» PROVIDED RECORDS:
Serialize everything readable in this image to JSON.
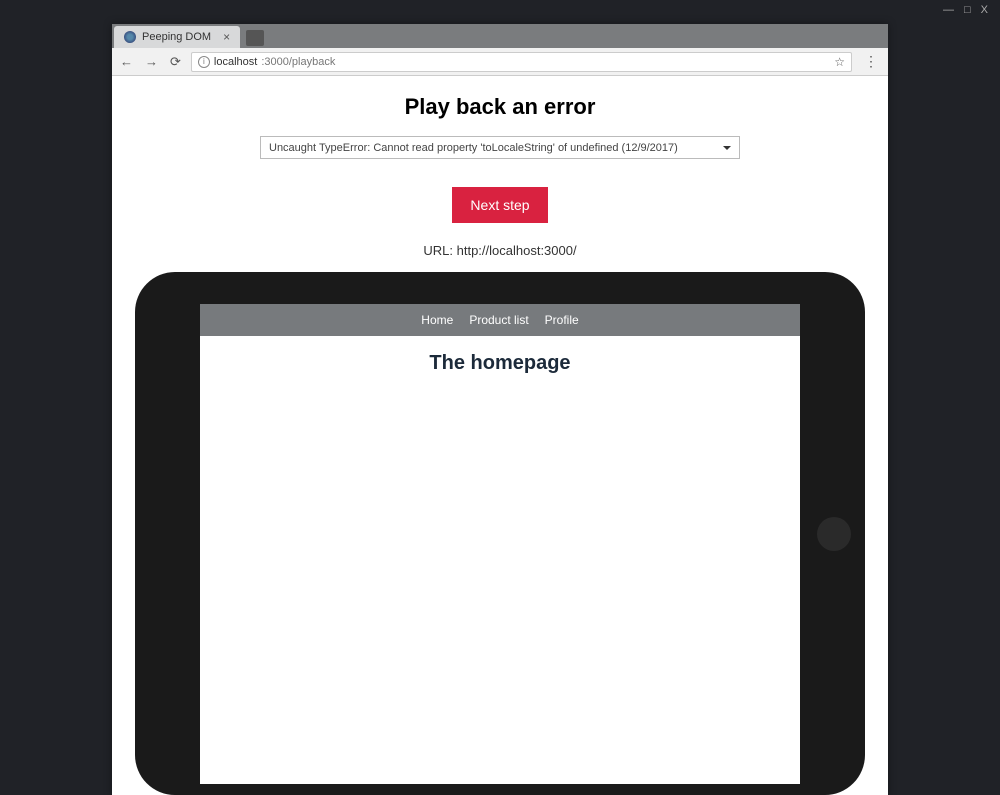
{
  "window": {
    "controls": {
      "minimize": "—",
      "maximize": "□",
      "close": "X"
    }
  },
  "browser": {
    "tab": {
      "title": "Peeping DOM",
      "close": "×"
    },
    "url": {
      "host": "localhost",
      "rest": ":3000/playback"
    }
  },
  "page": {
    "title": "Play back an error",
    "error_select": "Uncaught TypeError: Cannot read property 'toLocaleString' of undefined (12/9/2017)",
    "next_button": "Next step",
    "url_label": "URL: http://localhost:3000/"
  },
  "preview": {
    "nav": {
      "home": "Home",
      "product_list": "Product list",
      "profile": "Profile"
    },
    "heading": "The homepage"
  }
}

» WRITTEN INSTRUCTION: Restate the data above word for word. Skip every picture.

» TASK SOLUTION:
Serialize everything readable in this image to JSON.
{
  "window": {
    "controls": {
      "minimize": "—",
      "maximize": "□",
      "close": "X"
    }
  },
  "browser": {
    "tab": {
      "title": "Peeping DOM",
      "close": "×"
    },
    "url": {
      "host": "localhost",
      "rest": ":3000/playback"
    }
  },
  "page": {
    "title": "Play back an error",
    "error_select": "Uncaught TypeError: Cannot read property 'toLocaleString' of undefined (12/9/2017)",
    "next_button": "Next step",
    "url_label": "URL: http://localhost:3000/"
  },
  "preview": {
    "nav": {
      "home": "Home",
      "product_list": "Product list",
      "profile": "Profile"
    },
    "heading": "The homepage"
  }
}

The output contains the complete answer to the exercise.